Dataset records
━━━━━━
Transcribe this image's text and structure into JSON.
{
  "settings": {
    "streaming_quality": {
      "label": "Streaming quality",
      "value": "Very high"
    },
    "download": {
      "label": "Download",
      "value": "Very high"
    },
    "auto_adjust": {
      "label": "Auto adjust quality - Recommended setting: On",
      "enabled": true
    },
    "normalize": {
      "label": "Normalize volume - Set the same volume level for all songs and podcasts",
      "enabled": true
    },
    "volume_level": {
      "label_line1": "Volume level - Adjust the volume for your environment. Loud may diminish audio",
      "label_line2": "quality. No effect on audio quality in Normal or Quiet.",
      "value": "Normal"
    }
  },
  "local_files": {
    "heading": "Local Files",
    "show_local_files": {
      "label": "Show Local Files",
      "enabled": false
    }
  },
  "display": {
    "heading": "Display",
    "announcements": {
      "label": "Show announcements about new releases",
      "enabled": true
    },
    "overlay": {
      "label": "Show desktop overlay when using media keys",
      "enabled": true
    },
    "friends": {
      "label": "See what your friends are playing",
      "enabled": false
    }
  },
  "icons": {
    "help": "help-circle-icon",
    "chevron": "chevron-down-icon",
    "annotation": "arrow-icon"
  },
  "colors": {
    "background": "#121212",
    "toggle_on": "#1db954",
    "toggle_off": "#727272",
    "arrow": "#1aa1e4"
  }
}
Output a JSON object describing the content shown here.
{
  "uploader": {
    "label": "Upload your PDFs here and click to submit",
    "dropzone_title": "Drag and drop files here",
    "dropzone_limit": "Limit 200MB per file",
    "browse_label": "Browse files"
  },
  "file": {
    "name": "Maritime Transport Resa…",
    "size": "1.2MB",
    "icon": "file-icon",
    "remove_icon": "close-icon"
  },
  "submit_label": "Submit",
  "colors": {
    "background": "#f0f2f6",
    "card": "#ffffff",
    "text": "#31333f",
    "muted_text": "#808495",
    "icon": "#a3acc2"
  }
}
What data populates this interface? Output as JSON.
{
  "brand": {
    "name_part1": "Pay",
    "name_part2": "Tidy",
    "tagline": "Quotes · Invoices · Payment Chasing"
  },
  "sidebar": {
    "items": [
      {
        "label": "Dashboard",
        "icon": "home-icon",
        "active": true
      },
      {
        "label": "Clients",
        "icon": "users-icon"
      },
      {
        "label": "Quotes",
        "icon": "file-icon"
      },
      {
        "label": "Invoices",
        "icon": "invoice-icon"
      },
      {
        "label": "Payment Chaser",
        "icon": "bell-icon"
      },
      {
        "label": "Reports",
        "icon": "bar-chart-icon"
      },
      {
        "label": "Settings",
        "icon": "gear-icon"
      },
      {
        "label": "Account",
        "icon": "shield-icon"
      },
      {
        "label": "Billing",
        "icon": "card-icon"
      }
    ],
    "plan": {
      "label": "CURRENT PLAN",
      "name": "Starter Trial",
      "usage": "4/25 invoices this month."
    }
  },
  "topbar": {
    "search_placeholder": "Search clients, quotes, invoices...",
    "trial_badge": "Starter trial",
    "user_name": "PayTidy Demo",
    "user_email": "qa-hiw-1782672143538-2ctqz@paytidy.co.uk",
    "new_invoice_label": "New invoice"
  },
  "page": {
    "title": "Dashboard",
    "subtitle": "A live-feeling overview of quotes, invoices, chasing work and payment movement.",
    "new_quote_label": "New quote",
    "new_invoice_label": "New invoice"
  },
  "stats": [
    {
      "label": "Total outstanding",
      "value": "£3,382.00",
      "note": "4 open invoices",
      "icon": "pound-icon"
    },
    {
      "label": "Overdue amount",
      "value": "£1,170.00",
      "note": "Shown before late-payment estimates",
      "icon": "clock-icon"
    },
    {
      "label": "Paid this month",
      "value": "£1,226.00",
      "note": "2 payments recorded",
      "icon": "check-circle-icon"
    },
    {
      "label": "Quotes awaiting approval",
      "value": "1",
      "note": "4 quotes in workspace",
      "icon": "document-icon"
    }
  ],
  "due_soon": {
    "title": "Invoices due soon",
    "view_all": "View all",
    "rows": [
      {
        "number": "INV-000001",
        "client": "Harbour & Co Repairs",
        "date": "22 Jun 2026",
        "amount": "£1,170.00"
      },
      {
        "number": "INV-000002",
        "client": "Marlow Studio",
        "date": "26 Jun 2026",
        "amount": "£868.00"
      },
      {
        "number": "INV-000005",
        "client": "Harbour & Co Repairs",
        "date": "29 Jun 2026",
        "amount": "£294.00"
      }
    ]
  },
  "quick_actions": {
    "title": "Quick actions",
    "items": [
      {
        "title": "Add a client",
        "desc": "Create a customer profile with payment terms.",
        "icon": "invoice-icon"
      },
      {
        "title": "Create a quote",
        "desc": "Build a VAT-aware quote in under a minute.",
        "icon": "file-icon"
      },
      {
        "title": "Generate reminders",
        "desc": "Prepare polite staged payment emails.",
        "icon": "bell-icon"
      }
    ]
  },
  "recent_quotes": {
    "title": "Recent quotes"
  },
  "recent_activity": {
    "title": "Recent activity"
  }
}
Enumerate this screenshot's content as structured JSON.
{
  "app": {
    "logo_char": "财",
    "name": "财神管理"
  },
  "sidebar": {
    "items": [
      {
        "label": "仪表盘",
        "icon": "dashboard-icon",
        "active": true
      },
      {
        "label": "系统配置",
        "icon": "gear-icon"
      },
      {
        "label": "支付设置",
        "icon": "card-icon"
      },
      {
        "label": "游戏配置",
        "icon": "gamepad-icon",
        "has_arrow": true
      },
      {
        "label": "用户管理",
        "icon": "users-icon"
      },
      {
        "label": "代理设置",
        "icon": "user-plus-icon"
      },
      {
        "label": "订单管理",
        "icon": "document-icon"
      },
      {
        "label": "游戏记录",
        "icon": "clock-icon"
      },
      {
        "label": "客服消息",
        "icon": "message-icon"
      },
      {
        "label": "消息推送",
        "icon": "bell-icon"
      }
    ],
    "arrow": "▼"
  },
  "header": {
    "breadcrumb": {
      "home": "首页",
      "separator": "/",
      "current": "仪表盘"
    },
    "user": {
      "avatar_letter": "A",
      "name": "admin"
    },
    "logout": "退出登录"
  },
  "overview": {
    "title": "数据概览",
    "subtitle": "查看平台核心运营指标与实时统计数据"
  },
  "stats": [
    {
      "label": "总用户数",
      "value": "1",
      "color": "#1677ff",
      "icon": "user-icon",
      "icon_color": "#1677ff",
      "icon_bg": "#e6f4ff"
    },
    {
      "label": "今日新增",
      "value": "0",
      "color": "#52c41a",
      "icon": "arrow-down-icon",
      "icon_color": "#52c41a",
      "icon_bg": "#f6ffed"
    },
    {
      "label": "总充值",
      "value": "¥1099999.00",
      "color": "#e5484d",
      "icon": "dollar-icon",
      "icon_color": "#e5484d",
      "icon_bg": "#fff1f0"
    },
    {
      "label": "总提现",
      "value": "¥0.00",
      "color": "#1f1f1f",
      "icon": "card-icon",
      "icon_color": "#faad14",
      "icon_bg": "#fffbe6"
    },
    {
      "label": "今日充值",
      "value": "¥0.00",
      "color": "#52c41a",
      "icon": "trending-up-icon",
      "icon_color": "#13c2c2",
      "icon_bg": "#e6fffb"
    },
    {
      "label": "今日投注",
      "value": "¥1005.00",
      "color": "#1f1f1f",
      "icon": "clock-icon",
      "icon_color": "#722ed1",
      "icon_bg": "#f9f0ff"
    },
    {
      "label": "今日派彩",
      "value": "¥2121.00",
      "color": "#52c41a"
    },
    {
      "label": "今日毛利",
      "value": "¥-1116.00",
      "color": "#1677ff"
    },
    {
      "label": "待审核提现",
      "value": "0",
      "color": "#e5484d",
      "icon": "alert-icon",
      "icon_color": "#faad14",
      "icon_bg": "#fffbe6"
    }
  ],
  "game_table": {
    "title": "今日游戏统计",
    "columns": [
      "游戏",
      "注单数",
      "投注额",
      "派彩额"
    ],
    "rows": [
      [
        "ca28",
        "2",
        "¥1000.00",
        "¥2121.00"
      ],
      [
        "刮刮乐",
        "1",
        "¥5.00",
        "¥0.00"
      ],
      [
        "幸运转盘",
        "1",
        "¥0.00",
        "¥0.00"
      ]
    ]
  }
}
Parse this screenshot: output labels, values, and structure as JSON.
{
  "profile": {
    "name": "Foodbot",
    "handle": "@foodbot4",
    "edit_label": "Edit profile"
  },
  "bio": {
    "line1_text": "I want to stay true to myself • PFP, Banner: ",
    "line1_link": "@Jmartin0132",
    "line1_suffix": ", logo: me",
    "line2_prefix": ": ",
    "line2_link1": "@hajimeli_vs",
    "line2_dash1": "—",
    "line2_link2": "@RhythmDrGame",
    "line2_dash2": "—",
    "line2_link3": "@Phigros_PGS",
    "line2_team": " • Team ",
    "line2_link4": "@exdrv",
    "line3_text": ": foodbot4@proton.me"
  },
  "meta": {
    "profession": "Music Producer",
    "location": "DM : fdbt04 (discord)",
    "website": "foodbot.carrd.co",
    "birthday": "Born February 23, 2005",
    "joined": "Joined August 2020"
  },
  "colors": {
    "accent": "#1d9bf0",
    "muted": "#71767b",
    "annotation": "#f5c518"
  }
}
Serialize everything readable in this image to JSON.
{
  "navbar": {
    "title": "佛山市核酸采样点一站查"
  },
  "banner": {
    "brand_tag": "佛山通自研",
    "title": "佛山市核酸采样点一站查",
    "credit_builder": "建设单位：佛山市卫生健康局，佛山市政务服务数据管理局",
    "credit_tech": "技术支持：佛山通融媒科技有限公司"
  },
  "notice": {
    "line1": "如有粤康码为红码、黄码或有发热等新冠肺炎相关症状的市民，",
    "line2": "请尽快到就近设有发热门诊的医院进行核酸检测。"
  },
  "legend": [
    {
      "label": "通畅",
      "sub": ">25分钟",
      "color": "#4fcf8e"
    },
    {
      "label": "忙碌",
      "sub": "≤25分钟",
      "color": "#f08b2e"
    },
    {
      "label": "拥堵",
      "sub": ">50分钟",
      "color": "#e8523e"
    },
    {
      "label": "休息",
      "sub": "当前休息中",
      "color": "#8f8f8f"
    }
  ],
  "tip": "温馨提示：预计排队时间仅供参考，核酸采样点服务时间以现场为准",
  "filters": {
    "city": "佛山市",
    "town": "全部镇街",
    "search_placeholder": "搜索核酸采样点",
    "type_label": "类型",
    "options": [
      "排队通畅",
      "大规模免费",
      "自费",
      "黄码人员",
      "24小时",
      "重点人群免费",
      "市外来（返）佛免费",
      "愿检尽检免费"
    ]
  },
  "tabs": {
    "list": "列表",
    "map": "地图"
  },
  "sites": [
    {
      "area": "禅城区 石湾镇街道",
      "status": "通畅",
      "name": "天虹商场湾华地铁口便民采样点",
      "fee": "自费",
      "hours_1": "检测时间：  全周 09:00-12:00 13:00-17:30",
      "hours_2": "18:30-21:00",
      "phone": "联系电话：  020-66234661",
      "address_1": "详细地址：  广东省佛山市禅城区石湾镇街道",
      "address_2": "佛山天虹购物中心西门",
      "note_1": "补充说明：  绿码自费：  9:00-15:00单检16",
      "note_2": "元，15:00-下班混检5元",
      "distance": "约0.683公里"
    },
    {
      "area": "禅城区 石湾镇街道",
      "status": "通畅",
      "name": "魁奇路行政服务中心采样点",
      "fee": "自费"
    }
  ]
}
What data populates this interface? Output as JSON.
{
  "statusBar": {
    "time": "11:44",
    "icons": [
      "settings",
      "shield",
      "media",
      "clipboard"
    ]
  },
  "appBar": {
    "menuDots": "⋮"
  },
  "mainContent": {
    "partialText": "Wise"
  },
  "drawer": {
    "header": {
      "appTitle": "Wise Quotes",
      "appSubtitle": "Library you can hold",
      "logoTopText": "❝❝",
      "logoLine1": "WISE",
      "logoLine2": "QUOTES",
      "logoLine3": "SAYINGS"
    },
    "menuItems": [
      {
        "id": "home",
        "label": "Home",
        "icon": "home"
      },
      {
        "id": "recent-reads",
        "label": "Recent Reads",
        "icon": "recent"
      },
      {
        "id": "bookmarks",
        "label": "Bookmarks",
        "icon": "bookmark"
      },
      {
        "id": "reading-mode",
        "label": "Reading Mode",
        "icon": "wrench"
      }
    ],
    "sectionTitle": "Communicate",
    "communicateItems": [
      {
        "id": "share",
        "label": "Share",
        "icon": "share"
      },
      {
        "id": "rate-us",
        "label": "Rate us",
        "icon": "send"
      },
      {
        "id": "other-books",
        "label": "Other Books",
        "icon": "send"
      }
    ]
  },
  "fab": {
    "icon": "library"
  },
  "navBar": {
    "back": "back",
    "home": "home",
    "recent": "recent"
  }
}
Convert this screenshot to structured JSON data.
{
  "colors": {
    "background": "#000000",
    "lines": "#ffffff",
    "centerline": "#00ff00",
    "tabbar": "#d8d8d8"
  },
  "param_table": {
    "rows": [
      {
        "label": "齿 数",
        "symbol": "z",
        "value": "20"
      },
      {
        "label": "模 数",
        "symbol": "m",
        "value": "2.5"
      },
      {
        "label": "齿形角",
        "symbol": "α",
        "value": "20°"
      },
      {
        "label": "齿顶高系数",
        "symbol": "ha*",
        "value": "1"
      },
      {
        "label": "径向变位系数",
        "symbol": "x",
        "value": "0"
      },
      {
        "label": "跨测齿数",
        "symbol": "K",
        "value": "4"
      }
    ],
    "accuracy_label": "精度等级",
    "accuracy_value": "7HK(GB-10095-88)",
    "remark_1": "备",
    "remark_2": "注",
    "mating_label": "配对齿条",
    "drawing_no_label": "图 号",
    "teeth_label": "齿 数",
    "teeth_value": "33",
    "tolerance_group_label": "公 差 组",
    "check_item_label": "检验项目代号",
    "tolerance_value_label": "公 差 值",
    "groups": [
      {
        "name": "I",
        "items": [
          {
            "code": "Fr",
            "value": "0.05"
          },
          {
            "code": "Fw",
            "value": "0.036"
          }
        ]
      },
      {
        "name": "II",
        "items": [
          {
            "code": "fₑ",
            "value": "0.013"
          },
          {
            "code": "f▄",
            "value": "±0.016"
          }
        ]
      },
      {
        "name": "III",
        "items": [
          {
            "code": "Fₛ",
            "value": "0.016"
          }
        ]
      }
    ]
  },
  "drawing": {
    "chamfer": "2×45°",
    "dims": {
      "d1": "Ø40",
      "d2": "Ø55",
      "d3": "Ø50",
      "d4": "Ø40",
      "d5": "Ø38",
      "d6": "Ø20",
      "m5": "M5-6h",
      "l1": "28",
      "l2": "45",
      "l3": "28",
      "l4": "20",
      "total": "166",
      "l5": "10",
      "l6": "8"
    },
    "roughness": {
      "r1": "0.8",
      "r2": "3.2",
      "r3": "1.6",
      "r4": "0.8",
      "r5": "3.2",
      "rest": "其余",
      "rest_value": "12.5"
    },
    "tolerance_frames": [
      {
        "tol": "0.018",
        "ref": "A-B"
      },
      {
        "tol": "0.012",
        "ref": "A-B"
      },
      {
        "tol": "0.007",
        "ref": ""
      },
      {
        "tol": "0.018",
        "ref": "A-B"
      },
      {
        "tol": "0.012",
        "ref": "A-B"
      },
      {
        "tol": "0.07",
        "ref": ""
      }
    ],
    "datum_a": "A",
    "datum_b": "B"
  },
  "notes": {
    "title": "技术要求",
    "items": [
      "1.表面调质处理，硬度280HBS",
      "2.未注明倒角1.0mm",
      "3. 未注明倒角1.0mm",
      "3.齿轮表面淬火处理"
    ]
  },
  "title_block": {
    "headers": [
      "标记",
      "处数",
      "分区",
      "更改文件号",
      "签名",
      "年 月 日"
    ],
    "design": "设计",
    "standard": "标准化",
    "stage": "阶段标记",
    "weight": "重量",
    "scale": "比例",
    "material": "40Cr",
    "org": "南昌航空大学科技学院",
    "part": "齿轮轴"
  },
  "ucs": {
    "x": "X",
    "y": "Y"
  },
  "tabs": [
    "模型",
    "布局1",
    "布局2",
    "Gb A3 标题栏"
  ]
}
━━━━━━
EXERCISE REQUIREMENTS
Copy each line in the data that holds the word "card".

OUTPUT OF THE TASK
    "card": "#ffffff",
        "icon": "card-icon"
        "icon": "card-icon"
      "icon": "card-icon",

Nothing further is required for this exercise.